Entries with figure data:

==========

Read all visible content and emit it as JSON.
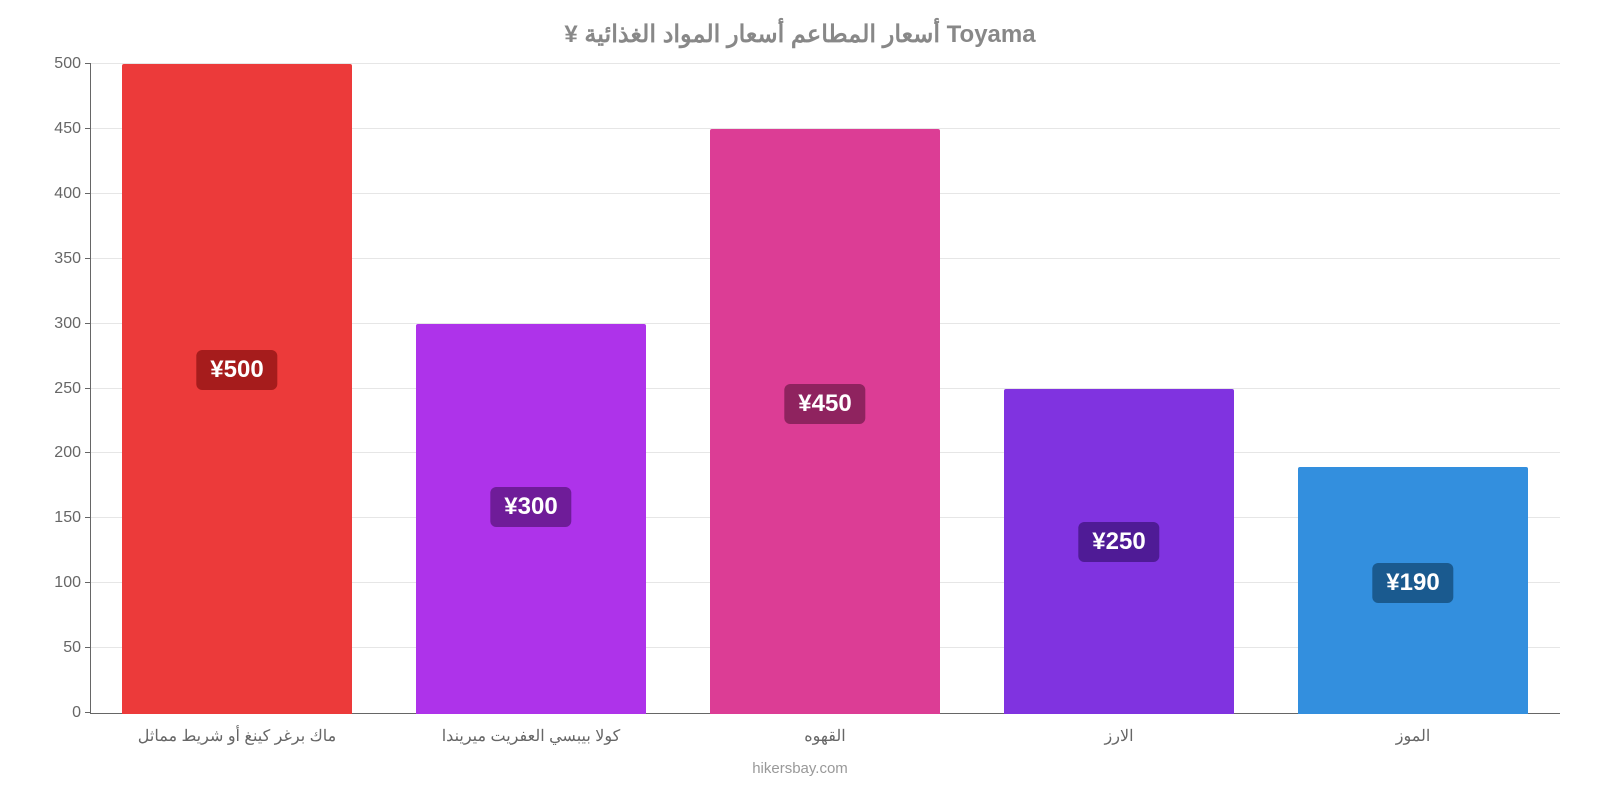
{
  "price_chart": {
    "type": "bar",
    "title": "¥ أسعار المطاعم أسعار المواد الغذائية Toyama",
    "title_color": "#888888",
    "title_fontsize": 24,
    "source": "hikersbay.com",
    "background_color": "#ffffff",
    "grid_color": "#e6e6e6",
    "axis_color": "#666666",
    "label_color": "#666666",
    "label_fontsize": 16,
    "ylim": [
      0,
      500
    ],
    "ytick_step": 50,
    "bar_width": 0.78,
    "currency_prefix": "¥",
    "badge_text_color": "#ffffff",
    "badge_fontsize": 24,
    "categories": [
      "ماك برغر كينغ أو شريط مماثل",
      "كولا بيبسي العفريت ميريندا",
      "القهوه",
      "الارز",
      "الموز"
    ],
    "values": [
      500,
      300,
      450,
      250,
      190
    ],
    "bar_colors": [
      "#ec3a3a",
      "#ae33ea",
      "#dc3d95",
      "#8033e0",
      "#338fde"
    ],
    "badge_colors": [
      "#a61c1c",
      "#6f1c99",
      "#8f235f",
      "#4f1b96",
      "#1a5a8f"
    ],
    "badge_y_fraction": 0.53
  }
}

==========

WHAT YOU SHOULD DO:
Return each line exactly as written. Any picture gets left out.

RESULT OF THIS EXERCISE:
Read all visible content and emit it as JSON.
{
  "price_chart": {
    "type": "bar",
    "title": "¥ أسعار المطاعم أسعار المواد الغذائية Toyama",
    "title_color": "#888888",
    "title_fontsize": 24,
    "source": "hikersbay.com",
    "background_color": "#ffffff",
    "grid_color": "#e6e6e6",
    "axis_color": "#666666",
    "label_color": "#666666",
    "label_fontsize": 16,
    "ylim": [
      0,
      500
    ],
    "ytick_step": 50,
    "bar_width": 0.78,
    "currency_prefix": "¥",
    "badge_text_color": "#ffffff",
    "badge_fontsize": 24,
    "categories": [
      "ماك برغر كينغ أو شريط مماثل",
      "كولا بيبسي العفريت ميريندا",
      "القهوه",
      "الارز",
      "الموز"
    ],
    "values": [
      500,
      300,
      450,
      250,
      190
    ],
    "bar_colors": [
      "#ec3a3a",
      "#ae33ea",
      "#dc3d95",
      "#8033e0",
      "#338fde"
    ],
    "badge_colors": [
      "#a61c1c",
      "#6f1c99",
      "#8f235f",
      "#4f1b96",
      "#1a5a8f"
    ],
    "badge_y_fraction": 0.53
  }
}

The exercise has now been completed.